● WHAT IS EXPECTED
Make an exact copy of all the records.

[Collected data entries]
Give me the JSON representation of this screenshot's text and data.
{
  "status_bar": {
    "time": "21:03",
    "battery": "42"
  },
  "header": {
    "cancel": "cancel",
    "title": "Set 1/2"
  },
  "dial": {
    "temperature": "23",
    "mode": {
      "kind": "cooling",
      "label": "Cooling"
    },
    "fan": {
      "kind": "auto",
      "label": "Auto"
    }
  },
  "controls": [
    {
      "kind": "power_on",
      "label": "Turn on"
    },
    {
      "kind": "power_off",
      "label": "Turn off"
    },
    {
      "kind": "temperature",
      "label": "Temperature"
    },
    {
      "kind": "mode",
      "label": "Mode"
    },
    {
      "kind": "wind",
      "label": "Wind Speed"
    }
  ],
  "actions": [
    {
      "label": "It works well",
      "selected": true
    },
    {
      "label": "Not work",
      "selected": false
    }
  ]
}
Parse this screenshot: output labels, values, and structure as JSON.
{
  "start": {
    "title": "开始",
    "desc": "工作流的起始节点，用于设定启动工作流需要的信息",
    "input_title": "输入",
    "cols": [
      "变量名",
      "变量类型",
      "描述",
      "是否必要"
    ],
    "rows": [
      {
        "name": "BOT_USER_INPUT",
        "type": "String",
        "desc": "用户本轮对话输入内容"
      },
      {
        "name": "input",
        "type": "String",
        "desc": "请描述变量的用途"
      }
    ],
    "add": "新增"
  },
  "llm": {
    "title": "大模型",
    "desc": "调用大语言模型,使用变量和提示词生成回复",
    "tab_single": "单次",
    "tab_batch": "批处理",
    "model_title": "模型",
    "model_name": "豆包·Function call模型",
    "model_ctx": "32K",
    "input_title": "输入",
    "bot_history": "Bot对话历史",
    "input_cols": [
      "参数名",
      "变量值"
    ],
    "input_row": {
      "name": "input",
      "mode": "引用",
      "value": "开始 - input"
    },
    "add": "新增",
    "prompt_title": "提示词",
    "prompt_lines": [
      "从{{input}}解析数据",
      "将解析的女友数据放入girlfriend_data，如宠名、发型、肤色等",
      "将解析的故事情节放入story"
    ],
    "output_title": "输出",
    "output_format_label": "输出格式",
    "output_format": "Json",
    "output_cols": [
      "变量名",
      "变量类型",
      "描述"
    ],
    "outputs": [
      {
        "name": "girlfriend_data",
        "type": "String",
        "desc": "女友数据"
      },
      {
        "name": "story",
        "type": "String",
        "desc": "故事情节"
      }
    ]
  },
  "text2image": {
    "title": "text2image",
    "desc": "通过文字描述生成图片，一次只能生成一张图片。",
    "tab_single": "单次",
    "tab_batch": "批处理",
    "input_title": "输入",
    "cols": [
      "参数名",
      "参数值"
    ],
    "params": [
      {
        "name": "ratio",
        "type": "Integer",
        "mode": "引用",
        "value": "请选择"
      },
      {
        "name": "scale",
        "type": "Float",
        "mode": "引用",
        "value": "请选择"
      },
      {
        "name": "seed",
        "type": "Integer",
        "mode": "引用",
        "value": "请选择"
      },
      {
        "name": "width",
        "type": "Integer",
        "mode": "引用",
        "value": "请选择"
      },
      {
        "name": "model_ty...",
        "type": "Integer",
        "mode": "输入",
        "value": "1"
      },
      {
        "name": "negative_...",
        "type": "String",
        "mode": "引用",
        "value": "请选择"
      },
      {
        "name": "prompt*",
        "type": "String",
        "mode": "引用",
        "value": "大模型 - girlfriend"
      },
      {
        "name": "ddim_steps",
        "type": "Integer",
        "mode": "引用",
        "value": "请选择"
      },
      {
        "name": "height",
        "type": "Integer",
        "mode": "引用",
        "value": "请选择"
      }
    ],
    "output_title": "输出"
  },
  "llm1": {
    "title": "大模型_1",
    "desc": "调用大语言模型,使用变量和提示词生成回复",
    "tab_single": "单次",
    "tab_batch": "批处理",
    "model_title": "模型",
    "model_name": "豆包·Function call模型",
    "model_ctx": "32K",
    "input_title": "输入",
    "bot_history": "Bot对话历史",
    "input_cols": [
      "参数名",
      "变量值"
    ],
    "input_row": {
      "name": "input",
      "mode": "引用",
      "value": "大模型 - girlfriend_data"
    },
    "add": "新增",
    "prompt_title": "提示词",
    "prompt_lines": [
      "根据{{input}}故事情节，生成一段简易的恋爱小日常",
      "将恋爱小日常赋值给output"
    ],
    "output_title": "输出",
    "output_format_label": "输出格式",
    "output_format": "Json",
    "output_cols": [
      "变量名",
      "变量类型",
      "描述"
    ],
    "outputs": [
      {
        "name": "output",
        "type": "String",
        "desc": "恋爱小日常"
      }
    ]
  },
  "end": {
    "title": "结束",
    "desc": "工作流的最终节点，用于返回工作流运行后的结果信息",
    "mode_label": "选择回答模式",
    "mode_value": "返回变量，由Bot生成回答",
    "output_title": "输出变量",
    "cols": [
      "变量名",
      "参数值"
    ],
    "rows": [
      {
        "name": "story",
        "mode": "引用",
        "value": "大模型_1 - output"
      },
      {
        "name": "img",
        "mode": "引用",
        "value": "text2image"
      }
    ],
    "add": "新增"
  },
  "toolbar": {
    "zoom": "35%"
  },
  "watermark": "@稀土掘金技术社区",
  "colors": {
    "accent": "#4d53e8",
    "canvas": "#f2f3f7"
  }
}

● REPLY
Give me the JSON representation of this screenshot's text and data.
{
  "status_bar": {
    "time": "21:03",
    "battery": "42"
  },
  "header": {
    "cancel": "cancel",
    "title": "Set 1/2"
  },
  "dial": {
    "temperature": "23",
    "mode": {
      "kind": "cooling",
      "label": "Cooling"
    },
    "fan": {
      "kind": "auto",
      "label": "Auto"
    }
  },
  "controls": [
    {
      "kind": "power_on",
      "label": "Turn on"
    },
    {
      "kind": "power_off",
      "label": "Turn off"
    },
    {
      "kind": "temperature",
      "label": "Temperature"
    },
    {
      "kind": "mode",
      "label": "Mode"
    },
    {
      "kind": "wind",
      "label": "Wind Speed"
    }
  ],
  "actions": [
    {
      "label": "It works well",
      "selected": true
    },
    {
      "label": "Not work",
      "selected": false
    }
  ]
}
Parse this screenshot: output labels, values, and structure as JSON.
{
  "start": {
    "title": "开始",
    "desc": "工作流的起始节点，用于设定启动工作流需要的信息",
    "input_title": "输入",
    "cols": [
      "变量名",
      "变量类型",
      "描述",
      "是否必要"
    ],
    "rows": [
      {
        "name": "BOT_USER_INPUT",
        "type": "String",
        "desc": "用户本轮对话输入内容"
      },
      {
        "name": "input",
        "type": "String",
        "desc": "请描述变量的用途"
      }
    ],
    "add": "新增"
  },
  "llm": {
    "title": "大模型",
    "desc": "调用大语言模型,使用变量和提示词生成回复",
    "tab_single": "单次",
    "tab_batch": "批处理",
    "model_title": "模型",
    "model_name": "豆包·Function call模型",
    "model_ctx": "32K",
    "input_title": "输入",
    "bot_history": "Bot对话历史",
    "input_cols": [
      "参数名",
      "变量值"
    ],
    "input_row": {
      "name": "input",
      "mode": "引用",
      "value": "开始 - input"
    },
    "add": "新增",
    "prompt_title": "提示词",
    "prompt_lines": [
      "从{{input}}解析数据",
      "将解析的女友数据放入girlfriend_data，如宠名、发型、肤色等",
      "将解析的故事情节放入story"
    ],
    "output_title": "输出",
    "output_format_label": "输出格式",
    "output_format": "Json",
    "output_cols": [
      "变量名",
      "变量类型",
      "描述"
    ],
    "outputs": [
      {
        "name": "girlfriend_data",
        "type": "String",
        "desc": "女友数据"
      },
      {
        "name": "story",
        "type": "String",
        "desc": "故事情节"
      }
    ]
  },
  "text2image": {
    "title": "text2image",
    "desc": "通过文字描述生成图片，一次只能生成一张图片。",
    "tab_single": "单次",
    "tab_batch": "批处理",
    "input_title": "输入",
    "cols": [
      "参数名",
      "参数值"
    ],
    "params": [
      {
        "name": "ratio",
        "type": "Integer",
        "mode": "引用",
        "value": "请选择"
      },
      {
        "name": "scale",
        "type": "Float",
        "mode": "引用",
        "value": "请选择"
      },
      {
        "name": "seed",
        "type": "Integer",
        "mode": "引用",
        "value": "请选择"
      },
      {
        "name": "width",
        "type": "Integer",
        "mode": "引用",
        "value": "请选择"
      },
      {
        "name": "model_ty...",
        "type": "Integer",
        "mode": "输入",
        "value": "1"
      },
      {
        "name": "negative_...",
        "type": "String",
        "mode": "引用",
        "value": "请选择"
      },
      {
        "name": "prompt*",
        "type": "String",
        "mode": "引用",
        "value": "大模型 - girlfriend"
      },
      {
        "name": "ddim_steps",
        "type": "Integer",
        "mode": "引用",
        "value": "请选择"
      },
      {
        "name": "height",
        "type": "Integer",
        "mode": "引用",
        "value": "请选择"
      }
    ],
    "output_title": "输出"
  },
  "llm1": {
    "title": "大模型_1",
    "desc": "调用大语言模型,使用变量和提示词生成回复",
    "tab_single": "单次",
    "tab_batch": "批处理",
    "model_title": "模型",
    "model_name": "豆包·Function call模型",
    "model_ctx": "32K",
    "input_title": "输入",
    "bot_history": "Bot对话历史",
    "input_cols": [
      "参数名",
      "变量值"
    ],
    "input_row": {
      "name": "input",
      "mode": "引用",
      "value": "大模型 - girlfriend_data"
    },
    "add": "新增",
    "prompt_title": "提示词",
    "prompt_lines": [
      "根据{{input}}故事情节，生成一段简易的恋爱小日常",
      "将恋爱小日常赋值给output"
    ],
    "output_title": "输出",
    "output_format_label": "输出格式",
    "output_format": "Json",
    "output_cols": [
      "变量名",
      "变量类型",
      "描述"
    ],
    "outputs": [
      {
        "name": "output",
        "type": "String",
        "desc": "恋爱小日常"
      }
    ]
  },
  "end": {
    "title": "结束",
    "desc": "工作流的最终节点，用于返回工作流运行后的结果信息",
    "mode_label": "选择回答模式",
    "mode_value": "返回变量，由Bot生成回答",
    "output_title": "输出变量",
    "cols": [
      "变量名",
      "参数值"
    ],
    "rows": [
      {
        "name": "story",
        "mode": "引用",
        "value": "大模型_1 - output"
      },
      {
        "name": "img",
        "mode": "引用",
        "value": "text2image"
      }
    ],
    "add": "新增"
  },
  "toolbar": {
    "zoom": "35%"
  },
  "watermark": "@稀土掘金技术社区",
  "colors": {
    "accent": "#4d53e8",
    "canvas": "#f2f3f7"
  }
}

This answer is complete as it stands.